DIRECTION:
Copy out all lines that hold "Pers".

EXTRACTED ENTRIES:

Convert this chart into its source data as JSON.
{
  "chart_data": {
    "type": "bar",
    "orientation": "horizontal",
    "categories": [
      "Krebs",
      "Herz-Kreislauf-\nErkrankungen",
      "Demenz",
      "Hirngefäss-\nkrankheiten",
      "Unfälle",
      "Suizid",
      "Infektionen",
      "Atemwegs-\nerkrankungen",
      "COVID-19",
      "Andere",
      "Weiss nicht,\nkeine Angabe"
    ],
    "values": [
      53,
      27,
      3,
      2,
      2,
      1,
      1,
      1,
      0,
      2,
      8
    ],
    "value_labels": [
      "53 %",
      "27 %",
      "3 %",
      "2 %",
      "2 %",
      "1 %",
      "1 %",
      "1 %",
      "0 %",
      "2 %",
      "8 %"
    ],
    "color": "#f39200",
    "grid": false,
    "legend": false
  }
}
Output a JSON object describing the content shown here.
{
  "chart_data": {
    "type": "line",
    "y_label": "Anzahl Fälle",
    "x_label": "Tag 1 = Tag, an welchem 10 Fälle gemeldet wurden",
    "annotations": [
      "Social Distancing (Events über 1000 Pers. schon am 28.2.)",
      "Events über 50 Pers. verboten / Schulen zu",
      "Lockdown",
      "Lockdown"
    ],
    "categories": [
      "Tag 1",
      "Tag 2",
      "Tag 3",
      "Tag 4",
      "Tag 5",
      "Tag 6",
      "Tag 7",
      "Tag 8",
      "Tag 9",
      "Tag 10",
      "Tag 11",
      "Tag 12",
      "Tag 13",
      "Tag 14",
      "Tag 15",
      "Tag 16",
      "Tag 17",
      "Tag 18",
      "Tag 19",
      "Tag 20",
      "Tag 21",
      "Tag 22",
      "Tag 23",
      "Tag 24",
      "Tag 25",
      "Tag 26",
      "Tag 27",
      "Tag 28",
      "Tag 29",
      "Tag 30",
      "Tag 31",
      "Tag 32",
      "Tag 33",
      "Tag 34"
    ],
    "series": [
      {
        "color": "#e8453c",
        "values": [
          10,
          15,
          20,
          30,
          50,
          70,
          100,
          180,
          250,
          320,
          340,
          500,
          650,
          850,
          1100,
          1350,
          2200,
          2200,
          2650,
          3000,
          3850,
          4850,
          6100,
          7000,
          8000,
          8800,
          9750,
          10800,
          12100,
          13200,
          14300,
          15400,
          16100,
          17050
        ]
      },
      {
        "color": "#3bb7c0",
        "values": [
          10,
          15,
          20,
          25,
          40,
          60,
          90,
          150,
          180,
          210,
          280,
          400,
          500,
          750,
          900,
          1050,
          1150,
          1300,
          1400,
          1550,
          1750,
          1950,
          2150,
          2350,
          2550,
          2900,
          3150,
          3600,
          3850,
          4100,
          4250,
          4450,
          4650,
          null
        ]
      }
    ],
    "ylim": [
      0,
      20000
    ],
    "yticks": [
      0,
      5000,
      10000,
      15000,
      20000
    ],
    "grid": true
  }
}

WRITTEN ANSWER:
      "Social Distancing (Events über 1000 Pers. schon am 28.2.)",
      "Events über 50 Pers. verboten / Schulen zu",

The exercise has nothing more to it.